:: Listing

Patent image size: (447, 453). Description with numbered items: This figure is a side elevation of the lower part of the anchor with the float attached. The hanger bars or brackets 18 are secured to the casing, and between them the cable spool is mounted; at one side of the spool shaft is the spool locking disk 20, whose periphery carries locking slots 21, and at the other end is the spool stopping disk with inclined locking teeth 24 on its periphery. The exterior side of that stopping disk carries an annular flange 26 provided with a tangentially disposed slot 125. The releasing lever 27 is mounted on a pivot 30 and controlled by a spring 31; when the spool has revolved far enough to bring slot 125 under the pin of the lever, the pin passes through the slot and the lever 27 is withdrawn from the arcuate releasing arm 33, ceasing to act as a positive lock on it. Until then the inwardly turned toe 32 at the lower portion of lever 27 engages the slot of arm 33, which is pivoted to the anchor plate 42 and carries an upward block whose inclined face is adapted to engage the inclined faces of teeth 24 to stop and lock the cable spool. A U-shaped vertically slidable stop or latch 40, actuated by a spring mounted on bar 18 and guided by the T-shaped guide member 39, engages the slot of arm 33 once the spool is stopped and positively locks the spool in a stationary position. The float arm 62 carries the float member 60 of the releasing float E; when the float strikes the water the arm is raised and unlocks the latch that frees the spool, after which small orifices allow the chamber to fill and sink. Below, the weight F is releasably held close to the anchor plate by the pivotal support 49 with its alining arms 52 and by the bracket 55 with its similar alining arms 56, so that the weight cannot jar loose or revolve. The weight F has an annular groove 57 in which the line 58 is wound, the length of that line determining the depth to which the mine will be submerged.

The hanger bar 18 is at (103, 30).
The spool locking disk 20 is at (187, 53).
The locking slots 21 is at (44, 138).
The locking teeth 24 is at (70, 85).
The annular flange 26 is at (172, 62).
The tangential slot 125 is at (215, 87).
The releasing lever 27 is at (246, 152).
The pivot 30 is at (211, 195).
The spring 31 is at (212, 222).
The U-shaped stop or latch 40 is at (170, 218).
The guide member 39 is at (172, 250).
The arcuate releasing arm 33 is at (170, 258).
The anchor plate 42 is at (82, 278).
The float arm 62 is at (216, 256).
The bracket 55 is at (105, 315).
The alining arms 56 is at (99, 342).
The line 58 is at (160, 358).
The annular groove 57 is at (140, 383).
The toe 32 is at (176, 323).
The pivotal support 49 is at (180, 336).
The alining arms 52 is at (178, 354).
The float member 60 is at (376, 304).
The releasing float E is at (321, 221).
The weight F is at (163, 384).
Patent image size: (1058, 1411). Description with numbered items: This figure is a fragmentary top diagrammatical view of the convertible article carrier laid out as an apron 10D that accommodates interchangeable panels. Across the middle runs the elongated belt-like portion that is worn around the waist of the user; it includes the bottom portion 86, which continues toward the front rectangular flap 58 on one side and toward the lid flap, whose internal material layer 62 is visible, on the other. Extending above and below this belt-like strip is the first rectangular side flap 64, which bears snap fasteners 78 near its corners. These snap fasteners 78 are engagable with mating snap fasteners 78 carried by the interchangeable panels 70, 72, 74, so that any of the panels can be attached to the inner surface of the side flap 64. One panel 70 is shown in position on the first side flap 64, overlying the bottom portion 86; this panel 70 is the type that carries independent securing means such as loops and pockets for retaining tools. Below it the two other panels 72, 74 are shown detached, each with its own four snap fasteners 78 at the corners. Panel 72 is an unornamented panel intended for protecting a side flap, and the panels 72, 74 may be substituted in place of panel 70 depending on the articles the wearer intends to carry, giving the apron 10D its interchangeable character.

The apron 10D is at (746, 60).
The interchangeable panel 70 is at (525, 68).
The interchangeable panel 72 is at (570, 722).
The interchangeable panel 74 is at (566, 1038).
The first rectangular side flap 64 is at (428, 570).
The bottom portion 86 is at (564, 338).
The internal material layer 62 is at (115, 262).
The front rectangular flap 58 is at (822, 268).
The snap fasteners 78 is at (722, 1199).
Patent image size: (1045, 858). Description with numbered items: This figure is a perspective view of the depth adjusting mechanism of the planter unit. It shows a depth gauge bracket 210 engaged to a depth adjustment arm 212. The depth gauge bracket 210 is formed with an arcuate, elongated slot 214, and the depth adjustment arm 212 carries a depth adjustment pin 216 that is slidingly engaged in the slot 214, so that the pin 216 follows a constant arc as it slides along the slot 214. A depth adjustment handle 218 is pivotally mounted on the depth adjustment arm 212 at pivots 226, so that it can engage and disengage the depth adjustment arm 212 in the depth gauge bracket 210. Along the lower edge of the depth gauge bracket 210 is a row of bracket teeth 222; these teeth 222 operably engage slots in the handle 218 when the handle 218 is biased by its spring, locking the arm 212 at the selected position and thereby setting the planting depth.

::::

Exercise instructions - Copy out all of the data above, replacing each occurrence of "Description" with "Summary" and leaving everything else unchanged.

Response to the task -
Patent image size: (447, 453). Summary with numbered items: This figure is a side elevation of the lower part of the anchor with the float attached. The hanger bars or brackets 18 are secured to the casing, and between them the cable spool is mounted; at one side of the spool shaft is the spool locking disk 20, whose periphery carries locking slots 21, and at the other end is the spool stopping disk with inclined locking teeth 24 on its periphery. The exterior side of that stopping disk carries an annular flange 26 provided with a tangentially disposed slot 125. The releasing lever 27 is mounted on a pivot 30 and controlled by a spring 31; when the spool has revolved far enough to bring slot 125 under the pin of the lever, the pin passes through the slot and the lever 27 is withdrawn from the arcuate releasing arm 33, ceasing to act as a positive lock on it. Until then the inwardly turned toe 32 at the lower portion of lever 27 engages the slot of arm 33, which is pivoted to the anchor plate 42 and carries an upward block whose inclined face is adapted to engage the inclined faces of teeth 24 to stop and lock the cable spool. A U-shaped vertically slidable stop or latch 40, actuated by a spring mounted on bar 18 and guided by the T-shaped guide member 39, engages the slot of arm 33 once the spool is stopped and positively locks the spool in a stationary position. The float arm 62 carries the float member 60 of the releasing float E; when the float strikes the water the arm is raised and unlocks the latch that frees the spool, after which small orifices allow the chamber to fill and sink. Below, the weight F is releasably held close to the anchor plate by the pivotal support 49 with its alining arms 52 and by the bracket 55 with its similar alining arms 56, so that the weight cannot jar loose or revolve. The weight F has an annular groove 57 in which the line 58 is wound, the length of that line determining the depth to which the mine will be submerged.

The hanger bar 18 is at (103, 30).
The spool locking disk 20 is at (187, 53).
The locking slots 21 is at (44, 138).
The locking teeth 24 is at (70, 85).
The annular flange 26 is at (172, 62).
The tangential slot 125 is at (215, 87).
The releasing lever 27 is at (246, 152).
The pivot 30 is at (211, 195).
The spring 31 is at (212, 222).
The U-shaped stop or latch 40 is at (170, 218).
The guide member 39 is at (172, 250).
The arcuate releasing arm 33 is at (170, 258).
The anchor plate 42 is at (82, 278).
The float arm 62 is at (216, 256).
The bracket 55 is at (105, 315).
The alining arms 56 is at (99, 342).
The line 58 is at (160, 358).
The annular groove 57 is at (140, 383).
The toe 32 is at (176, 323).
The pivotal support 49 is at (180, 336).
The alining arms 52 is at (178, 354).
The float member 60 is at (376, 304).
The releasing float E is at (321, 221).
The weight F is at (163, 384).
Patent image size: (1058, 1411). Summary with numbered items: This figure is a fragmentary top diagrammatical view of the convertible article carrier laid out as an apron 10D that accommodates interchangeable panels. Across the middle runs the elongated belt-like portion that is worn around the waist of the user; it includes the bottom portion 86, which continues toward the front rectangular flap 58 on one side and toward the lid flap, whose internal material layer 62 is visible, on the other. Extending above and below this belt-like strip is the first rectangular side flap 64, which bears snap fasteners 78 near its corners. These snap fasteners 78 are engagable with mating snap fasteners 78 carried by the interchangeable panels 70, 72, 74, so that any of the panels can be attached to the inner surface of the side flap 64. One panel 70 is shown in position on the first side flap 64, overlying the bottom portion 86; this panel 70 is the type that carries independent securing means such as loops and pockets for retaining tools. Below it the two other panels 72, 74 are shown detached, each with its own four snap fasteners 78 at the corners. Panel 72 is an unornamented panel intended for protecting a side flap, and the panels 72, 74 may be substituted in place of panel 70 depending on the articles the wearer intends to carry, giving the apron 10D its interchangeable character.

The apron 10D is at (746, 60).
The interchangeable panel 70 is at (525, 68).
The interchangeable panel 72 is at (570, 722).
The interchangeable panel 74 is at (566, 1038).
The first rectangular side flap 64 is at (428, 570).
The bottom portion 86 is at (564, 338).
The internal material layer 62 is at (115, 262).
The front rectangular flap 58 is at (822, 268).
The snap fasteners 78 is at (722, 1199).
Patent image size: (1045, 858). Summary with numbered items: This figure is a perspective view of the depth adjusting mechanism of the planter unit. It shows a depth gauge bracket 210 engaged to a depth adjustment arm 212. The depth gauge bracket 210 is formed with an arcuate, elongated slot 214, and the depth adjustment arm 212 carries a depth adjustment pin 216 that is slidingly engaged in the slot 214, so that the pin 216 follows a constant arc as it slides along the slot 214. A depth adjustment handle 218 is pivotally mounted on the depth adjustment arm 212 at pivots 226, so that it can engage and disengage the depth adjustment arm 212 in the depth gauge bracket 210. Along the lower edge of the depth gauge bracket 210 is a row of bracket teeth 222; these teeth 222 operably engage slots in the handle 218 when the handle 218 is biased by its spring, locking the arm 212 at the selected position and thereby setting the planting depth.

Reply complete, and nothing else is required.